**Written request:**
Exactly reproduce the entries, dropping any pictures from your copy.

**Recorded information:**
┌──

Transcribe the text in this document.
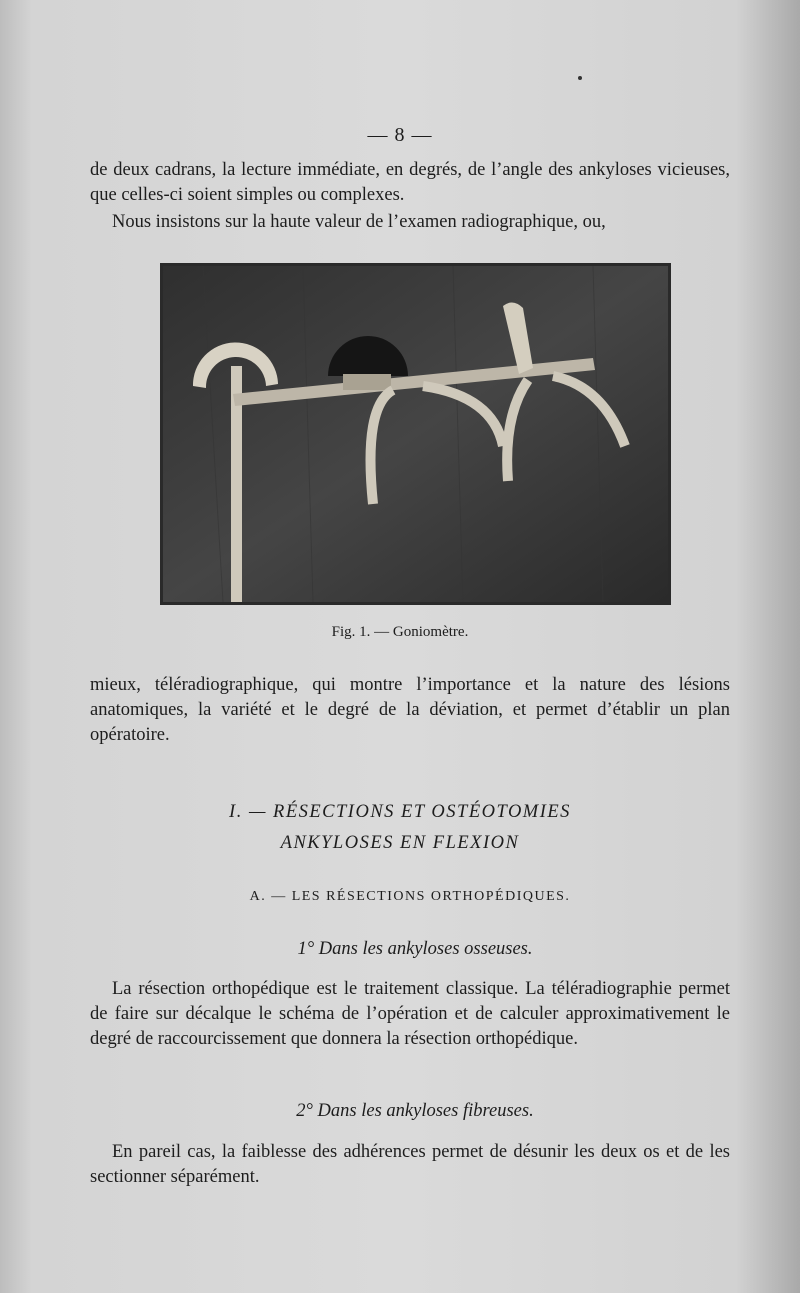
— 8 —

de deux cadrans, la lecture immédiate, en degrés, de l’angle des ankyloses vicieuses, que celles-ci soient simples ou complexes.

Nous insistons sur la haute valeur de l’examen radiographique, ou,

Fig. 1. — Goniomètre.

mieux, téléradiographique, qui montre l’importance et la nature des lésions anatomiques, la variété et le degré de la déviation, et permet d’établir un plan opératoire.

I. — RÉSECTIONS ET OSTÉOTOMIES
ANKYLOSES EN FLEXION
A. — LES RÉSECTIONS ORTHOPÉDIQUES.
1° Dans les ankyloses osseuses.

La résection orthopédique est le traitement classique. La téléradiographie permet de faire sur décalque le schéma de l’opération et de calculer approximativement le degré de raccourcissement que donnera la résection orthopédique.

2° Dans les ankyloses fibreuses.

En pareil cas, la faiblesse des adhérences permet de désunir les deux os et de les sectionner séparément.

└──

**The output:**
Transcribe the text in this document.
— 8 —

de deux cadrans, la lecture immédiate, en degrés, de l’angle des ankyloses vicieuses, que celles-ci soient simples ou complexes.

Nous insistons sur la haute valeur de l’examen radiographique, ou,

Fig. 1. — Goniomètre.

mieux, téléradiographique, qui montre l’importance et la nature des lésions anatomiques, la variété et le degré de la déviation, et permet d’établir un plan opératoire.

I. — RÉSECTIONS ET OSTÉOTOMIES
ANKYLOSES EN FLEXION
A. — LES RÉSECTIONS ORTHOPÉDIQUES.
1° Dans les ankyloses osseuses.

La résection orthopédique est le traitement classique. La téléradiographie permet de faire sur décalque le schéma de l’opération et de calculer approximativement le degré de raccourcissement que donnera la résection orthopédique.

2° Dans les ankyloses fibreuses.

En pareil cas, la faiblesse des adhérences permet de désunir les deux os et de les sectionner séparément.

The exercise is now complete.